=== Provided records ===

........

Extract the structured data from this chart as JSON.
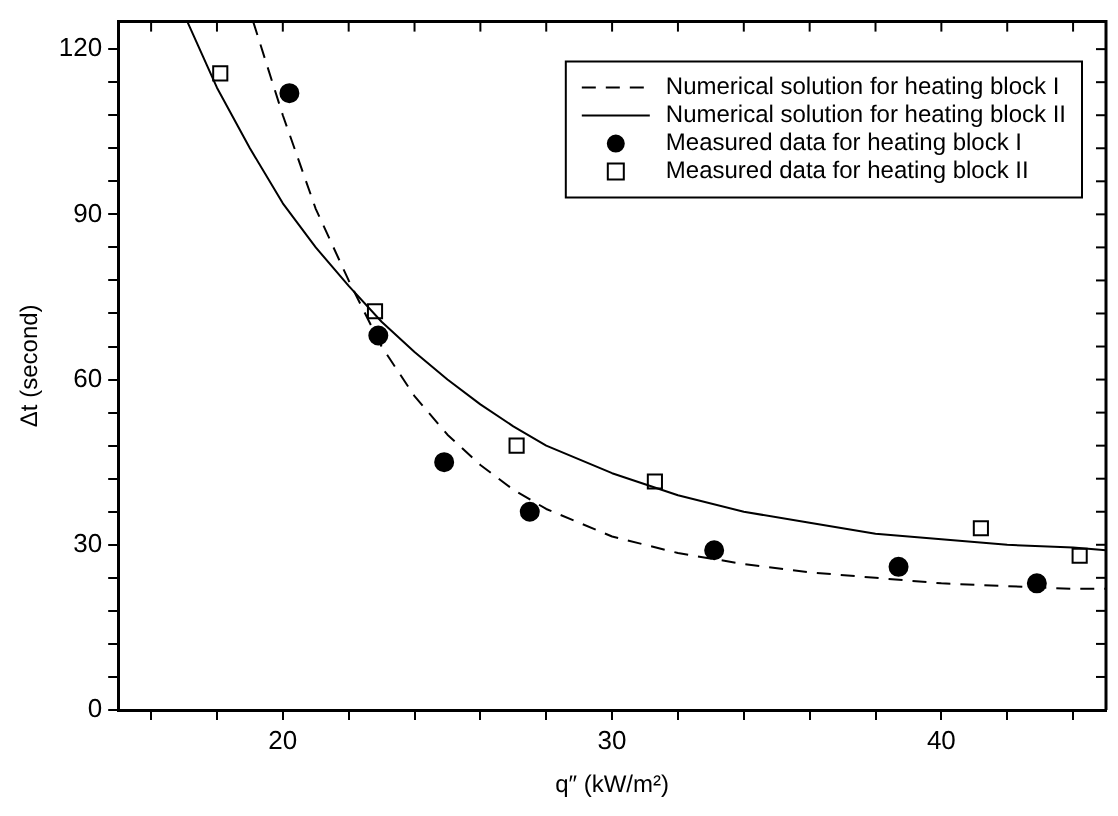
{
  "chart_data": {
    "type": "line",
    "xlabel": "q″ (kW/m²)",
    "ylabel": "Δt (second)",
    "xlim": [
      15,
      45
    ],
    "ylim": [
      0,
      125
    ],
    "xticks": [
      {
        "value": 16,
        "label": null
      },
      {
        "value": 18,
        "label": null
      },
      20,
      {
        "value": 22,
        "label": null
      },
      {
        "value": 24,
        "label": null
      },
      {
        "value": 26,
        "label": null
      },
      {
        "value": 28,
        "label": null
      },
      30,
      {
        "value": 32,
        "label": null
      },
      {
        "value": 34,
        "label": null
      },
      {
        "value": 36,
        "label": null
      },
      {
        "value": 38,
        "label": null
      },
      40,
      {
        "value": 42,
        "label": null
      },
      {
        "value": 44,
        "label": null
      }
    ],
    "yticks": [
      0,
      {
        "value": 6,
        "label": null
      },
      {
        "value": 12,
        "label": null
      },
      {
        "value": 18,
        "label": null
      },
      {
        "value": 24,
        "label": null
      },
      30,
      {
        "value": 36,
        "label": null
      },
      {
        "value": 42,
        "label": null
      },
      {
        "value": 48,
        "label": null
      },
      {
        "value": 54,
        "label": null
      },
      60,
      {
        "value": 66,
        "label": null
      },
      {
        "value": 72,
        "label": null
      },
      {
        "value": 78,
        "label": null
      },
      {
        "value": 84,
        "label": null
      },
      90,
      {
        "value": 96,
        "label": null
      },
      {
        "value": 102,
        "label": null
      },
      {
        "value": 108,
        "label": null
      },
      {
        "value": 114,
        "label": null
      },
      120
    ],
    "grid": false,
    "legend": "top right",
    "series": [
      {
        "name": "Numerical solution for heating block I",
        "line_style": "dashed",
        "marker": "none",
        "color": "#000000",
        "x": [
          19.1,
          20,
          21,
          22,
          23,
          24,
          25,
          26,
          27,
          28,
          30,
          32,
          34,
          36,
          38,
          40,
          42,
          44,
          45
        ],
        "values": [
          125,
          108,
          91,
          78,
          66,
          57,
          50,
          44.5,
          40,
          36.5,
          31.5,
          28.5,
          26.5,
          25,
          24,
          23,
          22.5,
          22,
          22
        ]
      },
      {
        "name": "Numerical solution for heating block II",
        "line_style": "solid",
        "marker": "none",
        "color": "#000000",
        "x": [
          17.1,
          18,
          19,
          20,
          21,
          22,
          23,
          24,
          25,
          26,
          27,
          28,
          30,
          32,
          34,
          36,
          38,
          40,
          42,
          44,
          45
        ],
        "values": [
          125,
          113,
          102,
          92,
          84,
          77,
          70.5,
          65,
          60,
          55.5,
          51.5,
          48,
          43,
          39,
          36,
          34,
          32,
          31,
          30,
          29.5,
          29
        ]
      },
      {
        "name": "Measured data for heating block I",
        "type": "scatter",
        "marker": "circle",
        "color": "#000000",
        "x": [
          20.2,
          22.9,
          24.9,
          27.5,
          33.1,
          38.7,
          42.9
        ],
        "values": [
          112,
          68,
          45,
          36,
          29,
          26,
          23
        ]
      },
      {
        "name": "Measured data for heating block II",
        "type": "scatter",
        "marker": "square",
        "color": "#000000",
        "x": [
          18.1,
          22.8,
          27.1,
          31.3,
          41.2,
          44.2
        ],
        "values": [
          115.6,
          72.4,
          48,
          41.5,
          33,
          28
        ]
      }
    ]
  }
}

........

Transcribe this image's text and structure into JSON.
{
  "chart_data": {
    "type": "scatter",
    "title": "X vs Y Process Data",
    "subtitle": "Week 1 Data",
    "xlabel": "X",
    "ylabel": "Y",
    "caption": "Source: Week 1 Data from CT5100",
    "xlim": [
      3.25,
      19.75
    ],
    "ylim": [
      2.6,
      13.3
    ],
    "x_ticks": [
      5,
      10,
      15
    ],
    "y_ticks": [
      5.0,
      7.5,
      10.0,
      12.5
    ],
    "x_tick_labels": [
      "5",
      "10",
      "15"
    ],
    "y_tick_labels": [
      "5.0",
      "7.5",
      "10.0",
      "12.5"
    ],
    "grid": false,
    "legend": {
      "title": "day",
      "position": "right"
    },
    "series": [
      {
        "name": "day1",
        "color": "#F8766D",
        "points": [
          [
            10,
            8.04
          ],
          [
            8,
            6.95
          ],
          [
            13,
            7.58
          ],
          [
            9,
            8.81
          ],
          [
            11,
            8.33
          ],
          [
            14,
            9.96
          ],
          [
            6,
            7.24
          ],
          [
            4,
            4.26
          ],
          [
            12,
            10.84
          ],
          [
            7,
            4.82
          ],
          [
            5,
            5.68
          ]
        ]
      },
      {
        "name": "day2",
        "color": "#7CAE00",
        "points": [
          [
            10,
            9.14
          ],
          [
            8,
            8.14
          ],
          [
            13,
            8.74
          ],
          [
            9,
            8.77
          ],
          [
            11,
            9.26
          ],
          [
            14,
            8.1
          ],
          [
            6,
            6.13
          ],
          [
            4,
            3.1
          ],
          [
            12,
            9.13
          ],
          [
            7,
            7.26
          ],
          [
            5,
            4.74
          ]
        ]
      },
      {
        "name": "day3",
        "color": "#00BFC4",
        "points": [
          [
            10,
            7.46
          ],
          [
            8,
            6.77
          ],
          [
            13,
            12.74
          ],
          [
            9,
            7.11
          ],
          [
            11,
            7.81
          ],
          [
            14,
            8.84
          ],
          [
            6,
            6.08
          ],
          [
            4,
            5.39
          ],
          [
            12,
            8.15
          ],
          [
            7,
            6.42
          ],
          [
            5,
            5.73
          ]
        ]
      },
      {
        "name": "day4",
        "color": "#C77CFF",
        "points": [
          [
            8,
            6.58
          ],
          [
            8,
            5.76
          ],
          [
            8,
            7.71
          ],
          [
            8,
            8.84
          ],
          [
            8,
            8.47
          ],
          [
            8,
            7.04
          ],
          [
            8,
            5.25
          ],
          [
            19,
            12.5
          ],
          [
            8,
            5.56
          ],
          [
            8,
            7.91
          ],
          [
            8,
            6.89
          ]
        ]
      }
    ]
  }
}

........

=== Written task ===
Scan the material and collect every line that contains "heating".

=== Worked answer ===
        "name": "Numerical solution for heating block I",
        "name": "Numerical solution for heating block II",
        "name": "Measured data for heating block I",
        "name": "Measured data for heating block II",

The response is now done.